(Exercise prompt) Copy every line with the string "color" in it.

(Excerpts from a figure dataset)
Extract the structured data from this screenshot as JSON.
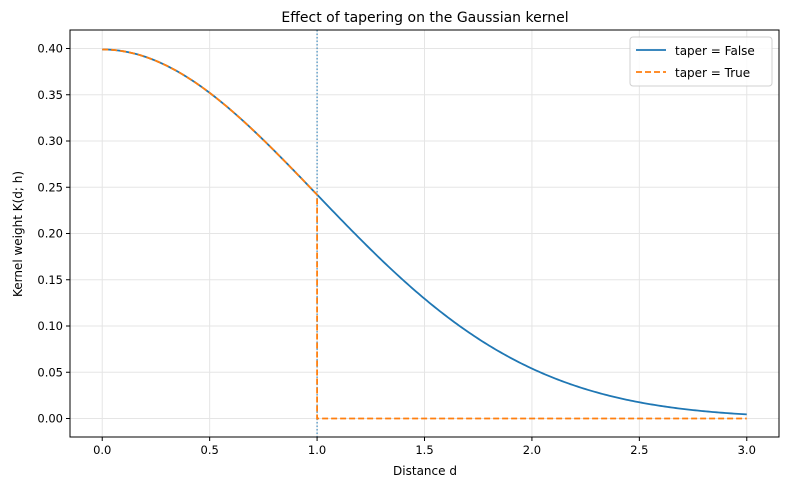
{
  "chart_data": {
    "type": "line",
    "title": "Effect of tapering on the Gaussian kernel",
    "xlabel": "Distance d",
    "ylabel": "Kernel weight K(d; h)",
    "xlim": [
      -0.15,
      3.15
    ],
    "ylim": [
      -0.02,
      0.42
    ],
    "xticks": [
      "0.0",
      "0.5",
      "1.0",
      "1.5",
      "2.0",
      "2.5",
      "3.0"
    ],
    "yticks": [
      "0.00",
      "0.05",
      "0.10",
      "0.15",
      "0.20",
      "0.25",
      "0.30",
      "0.35",
      "0.40"
    ],
    "grid": true,
    "legend_position": "upper right",
    "annotations": [
      {
        "type": "vline",
        "x": 1.0,
        "style": "dotted",
        "color": "#1f77b4"
      }
    ],
    "series": [
      {
        "name": "taper = False",
        "color": "#1f77b4",
        "linestyle": "solid",
        "x": [
          0.0,
          0.25,
          0.5,
          0.75,
          1.0,
          1.25,
          1.5,
          1.75,
          2.0,
          2.25,
          2.5,
          2.75,
          3.0
        ],
        "values": [
          0.399,
          0.387,
          0.352,
          0.301,
          0.242,
          0.183,
          0.13,
          0.086,
          0.054,
          0.032,
          0.018,
          0.009,
          0.004
        ]
      },
      {
        "name": "taper = True",
        "color": "#ff7f0e",
        "linestyle": "dashed",
        "x": [
          0.0,
          0.25,
          0.5,
          0.75,
          1.0,
          1.0,
          1.5,
          2.0,
          2.5,
          3.0
        ],
        "values": [
          0.399,
          0.387,
          0.352,
          0.301,
          0.242,
          0.0,
          0.0,
          0.0,
          0.0,
          0.0
        ]
      }
    ]
  }
}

(Response)
        "color": "#1f77b4"
        "color": "#1f77b4",
        "color": "#ff7f0e",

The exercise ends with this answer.